=== RECORD LIST ===

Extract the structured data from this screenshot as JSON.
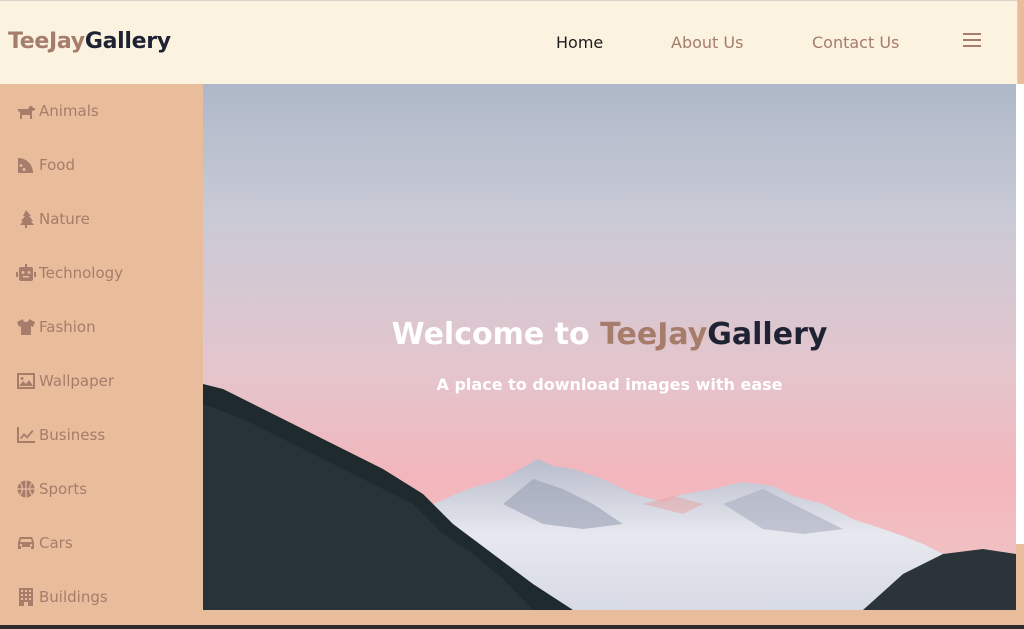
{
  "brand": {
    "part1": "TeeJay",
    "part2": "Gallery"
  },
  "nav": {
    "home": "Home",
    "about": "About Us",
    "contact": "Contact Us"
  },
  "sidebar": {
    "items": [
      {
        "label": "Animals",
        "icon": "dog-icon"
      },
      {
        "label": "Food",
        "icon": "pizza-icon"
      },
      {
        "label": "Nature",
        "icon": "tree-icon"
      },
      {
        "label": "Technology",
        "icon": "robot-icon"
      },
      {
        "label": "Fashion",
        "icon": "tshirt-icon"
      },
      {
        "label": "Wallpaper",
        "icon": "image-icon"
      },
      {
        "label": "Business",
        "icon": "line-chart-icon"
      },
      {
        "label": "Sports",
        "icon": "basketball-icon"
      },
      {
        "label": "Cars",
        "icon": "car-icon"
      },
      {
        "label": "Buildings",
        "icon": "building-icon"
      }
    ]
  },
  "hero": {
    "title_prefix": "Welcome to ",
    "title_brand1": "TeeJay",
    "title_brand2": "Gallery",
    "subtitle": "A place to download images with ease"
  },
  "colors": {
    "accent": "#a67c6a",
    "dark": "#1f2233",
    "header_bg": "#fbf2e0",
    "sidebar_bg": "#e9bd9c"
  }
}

--

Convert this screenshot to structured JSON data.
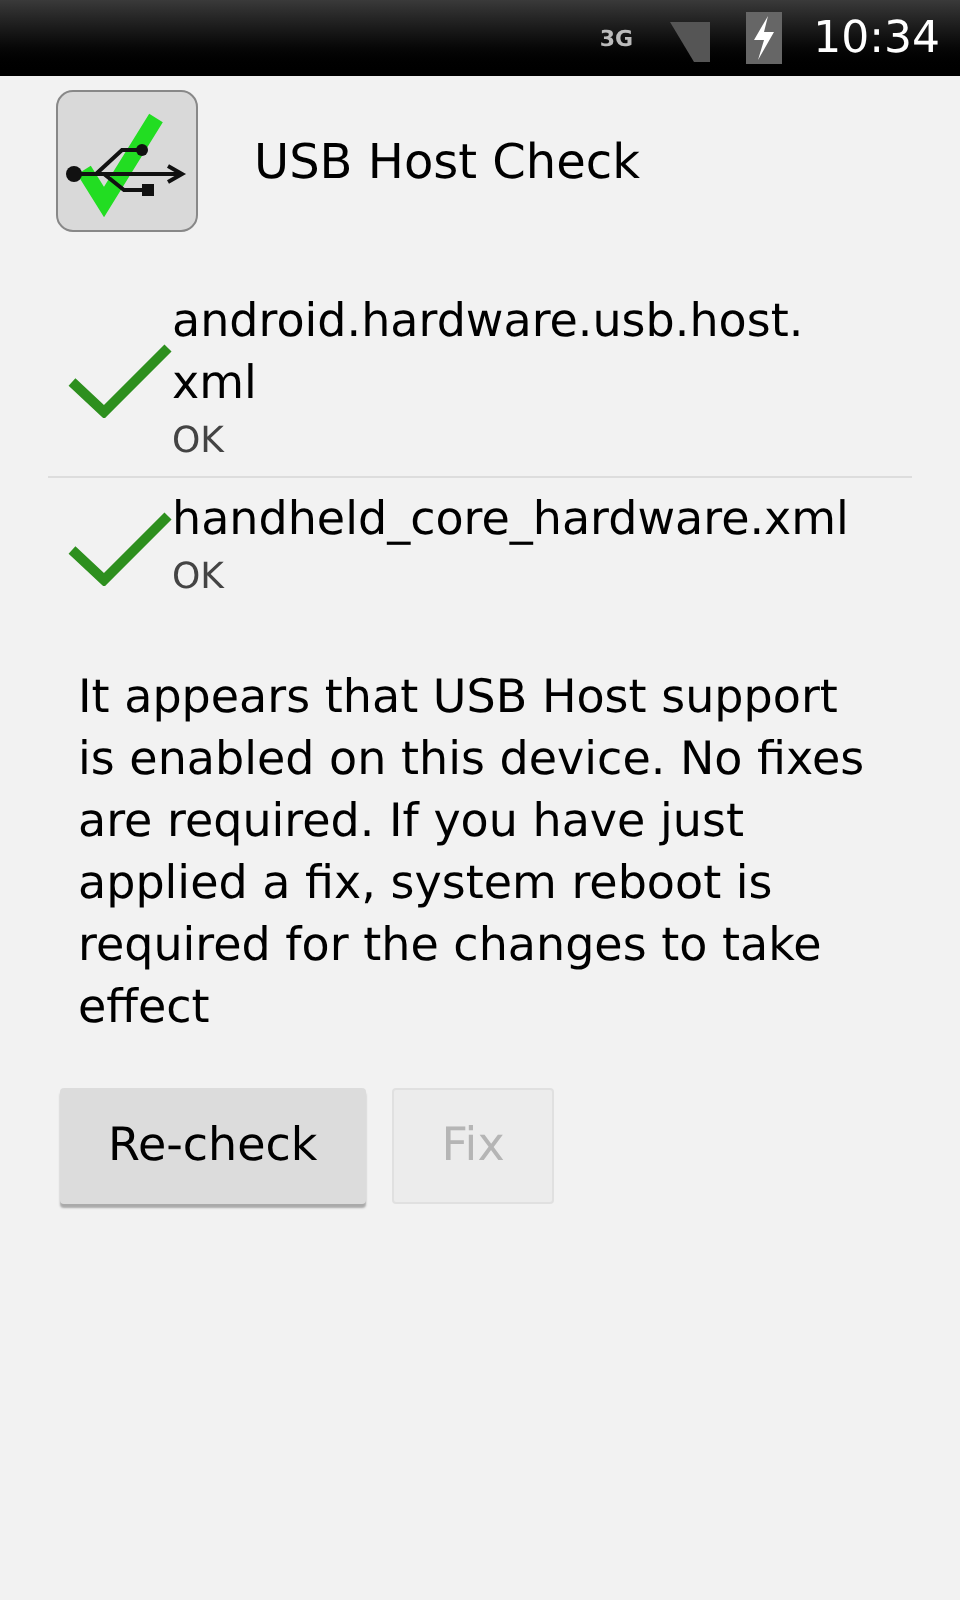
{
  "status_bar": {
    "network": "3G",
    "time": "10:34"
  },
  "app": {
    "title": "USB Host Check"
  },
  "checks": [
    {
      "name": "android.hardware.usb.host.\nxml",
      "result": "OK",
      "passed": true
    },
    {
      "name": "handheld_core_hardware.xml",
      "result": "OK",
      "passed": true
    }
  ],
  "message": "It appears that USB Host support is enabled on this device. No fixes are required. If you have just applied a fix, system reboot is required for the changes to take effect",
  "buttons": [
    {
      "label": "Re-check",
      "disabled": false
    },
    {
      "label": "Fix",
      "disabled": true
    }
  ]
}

==

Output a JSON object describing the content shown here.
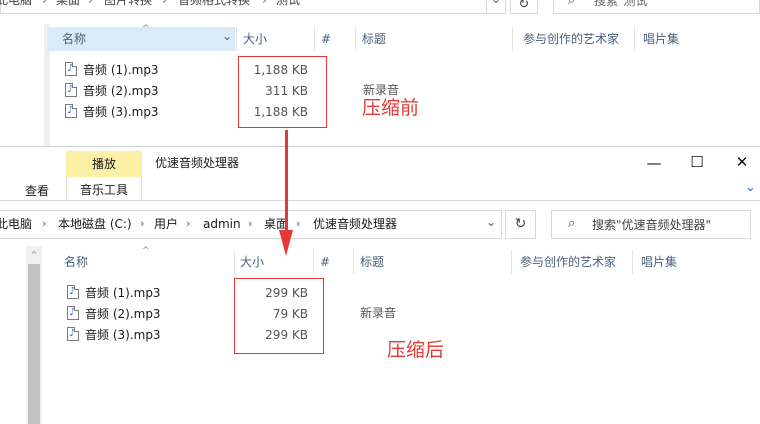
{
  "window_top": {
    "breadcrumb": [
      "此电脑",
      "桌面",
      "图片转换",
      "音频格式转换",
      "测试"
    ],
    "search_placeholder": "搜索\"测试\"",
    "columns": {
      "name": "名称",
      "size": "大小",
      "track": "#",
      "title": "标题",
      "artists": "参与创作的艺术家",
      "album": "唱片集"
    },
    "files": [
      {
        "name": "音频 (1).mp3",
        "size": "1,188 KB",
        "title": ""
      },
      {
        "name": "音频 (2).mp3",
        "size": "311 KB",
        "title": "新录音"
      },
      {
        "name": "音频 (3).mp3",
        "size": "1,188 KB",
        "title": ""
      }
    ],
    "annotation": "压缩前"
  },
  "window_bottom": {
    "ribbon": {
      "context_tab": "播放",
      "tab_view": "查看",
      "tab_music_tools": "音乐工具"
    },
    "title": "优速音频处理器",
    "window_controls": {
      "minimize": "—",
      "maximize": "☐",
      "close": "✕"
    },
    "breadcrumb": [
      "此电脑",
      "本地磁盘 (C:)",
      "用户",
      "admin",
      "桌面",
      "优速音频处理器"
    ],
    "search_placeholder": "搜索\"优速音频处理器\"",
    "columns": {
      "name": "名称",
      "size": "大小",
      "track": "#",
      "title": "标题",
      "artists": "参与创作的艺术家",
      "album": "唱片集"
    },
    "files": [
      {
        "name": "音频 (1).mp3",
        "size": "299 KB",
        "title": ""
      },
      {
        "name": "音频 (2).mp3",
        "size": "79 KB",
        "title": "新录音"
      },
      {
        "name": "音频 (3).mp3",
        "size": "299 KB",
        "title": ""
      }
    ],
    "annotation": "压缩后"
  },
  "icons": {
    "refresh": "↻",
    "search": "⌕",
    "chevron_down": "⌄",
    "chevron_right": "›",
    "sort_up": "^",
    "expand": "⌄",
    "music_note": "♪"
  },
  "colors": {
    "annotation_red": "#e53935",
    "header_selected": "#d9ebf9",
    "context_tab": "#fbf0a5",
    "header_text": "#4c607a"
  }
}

=== TASK OBJECTIVE ===
Copy each line holding the word "JSON" from the listing above.

=== EXPECTED ANSWER ===
Extract the structured data from this screenshot as JSON.
Convert this screenshot to structured JSON data.
Output a JSON object describing the content shown here.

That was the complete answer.